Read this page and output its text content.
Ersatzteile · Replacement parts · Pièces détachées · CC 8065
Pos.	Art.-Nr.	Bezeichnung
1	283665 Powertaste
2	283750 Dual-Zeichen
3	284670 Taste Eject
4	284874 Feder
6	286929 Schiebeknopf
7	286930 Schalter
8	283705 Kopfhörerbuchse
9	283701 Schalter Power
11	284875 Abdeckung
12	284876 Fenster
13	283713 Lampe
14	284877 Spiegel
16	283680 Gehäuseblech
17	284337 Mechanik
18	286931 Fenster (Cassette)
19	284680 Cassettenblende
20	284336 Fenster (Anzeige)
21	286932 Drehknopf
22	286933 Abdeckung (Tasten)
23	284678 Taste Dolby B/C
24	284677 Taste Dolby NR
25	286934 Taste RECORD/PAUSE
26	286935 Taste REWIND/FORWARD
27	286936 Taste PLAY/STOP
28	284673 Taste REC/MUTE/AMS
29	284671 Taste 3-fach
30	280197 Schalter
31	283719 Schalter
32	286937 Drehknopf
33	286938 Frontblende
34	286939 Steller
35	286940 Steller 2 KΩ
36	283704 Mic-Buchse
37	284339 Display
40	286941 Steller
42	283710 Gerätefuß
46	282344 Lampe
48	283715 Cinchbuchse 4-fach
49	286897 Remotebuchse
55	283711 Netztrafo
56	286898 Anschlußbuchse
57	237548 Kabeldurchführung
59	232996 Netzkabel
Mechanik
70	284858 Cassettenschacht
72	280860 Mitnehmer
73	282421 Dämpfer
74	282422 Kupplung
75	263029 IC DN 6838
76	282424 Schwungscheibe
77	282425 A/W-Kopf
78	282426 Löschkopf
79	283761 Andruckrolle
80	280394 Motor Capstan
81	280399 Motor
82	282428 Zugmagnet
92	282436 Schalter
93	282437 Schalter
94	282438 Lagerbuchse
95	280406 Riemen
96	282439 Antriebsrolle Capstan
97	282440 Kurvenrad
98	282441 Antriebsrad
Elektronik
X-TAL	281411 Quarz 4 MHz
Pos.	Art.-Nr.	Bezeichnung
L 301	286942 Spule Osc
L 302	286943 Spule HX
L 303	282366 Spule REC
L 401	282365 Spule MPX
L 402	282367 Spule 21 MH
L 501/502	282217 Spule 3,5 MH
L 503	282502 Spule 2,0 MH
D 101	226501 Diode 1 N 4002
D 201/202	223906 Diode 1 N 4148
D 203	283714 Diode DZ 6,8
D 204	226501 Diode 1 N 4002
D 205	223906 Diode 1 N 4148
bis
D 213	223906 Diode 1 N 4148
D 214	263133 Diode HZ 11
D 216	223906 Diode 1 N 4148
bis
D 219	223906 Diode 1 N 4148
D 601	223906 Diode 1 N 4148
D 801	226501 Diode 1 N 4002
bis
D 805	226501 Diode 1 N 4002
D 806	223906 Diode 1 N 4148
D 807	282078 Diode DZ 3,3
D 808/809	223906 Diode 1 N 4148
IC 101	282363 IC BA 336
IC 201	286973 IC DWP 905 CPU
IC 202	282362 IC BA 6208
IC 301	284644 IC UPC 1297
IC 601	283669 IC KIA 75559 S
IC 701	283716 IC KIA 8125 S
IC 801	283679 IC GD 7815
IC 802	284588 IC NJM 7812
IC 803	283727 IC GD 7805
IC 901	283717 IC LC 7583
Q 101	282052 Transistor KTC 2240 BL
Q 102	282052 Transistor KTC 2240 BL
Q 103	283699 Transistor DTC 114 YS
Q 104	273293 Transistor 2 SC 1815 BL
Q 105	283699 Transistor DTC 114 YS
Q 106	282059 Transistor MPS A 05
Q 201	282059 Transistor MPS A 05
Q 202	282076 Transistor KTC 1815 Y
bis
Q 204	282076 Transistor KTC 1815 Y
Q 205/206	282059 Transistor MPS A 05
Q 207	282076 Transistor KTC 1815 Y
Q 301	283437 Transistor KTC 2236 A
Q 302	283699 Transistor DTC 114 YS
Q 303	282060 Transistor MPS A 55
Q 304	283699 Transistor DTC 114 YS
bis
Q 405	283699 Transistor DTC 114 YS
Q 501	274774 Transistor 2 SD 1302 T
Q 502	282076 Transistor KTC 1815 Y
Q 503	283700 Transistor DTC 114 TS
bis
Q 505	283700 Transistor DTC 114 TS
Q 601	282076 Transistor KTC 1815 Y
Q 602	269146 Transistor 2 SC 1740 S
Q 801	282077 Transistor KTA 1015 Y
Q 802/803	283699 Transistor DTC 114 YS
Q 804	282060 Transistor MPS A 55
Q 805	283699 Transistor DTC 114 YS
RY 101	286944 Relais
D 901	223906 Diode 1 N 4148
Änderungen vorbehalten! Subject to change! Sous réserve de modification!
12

========================================================================

* **Task details**
Search the entries for "Spule" and copy out each line that has it.

* **Written response**
L 301	286942 Spule Osc
L 302	286943 Spule HX
L 303	282366 Spule REC
L 401	282365 Spule MPX
L 402	282367 Spule 21 MH
L 501/502	282217 Spule 3,5 MH
L 503	282502 Spule 2,0 MH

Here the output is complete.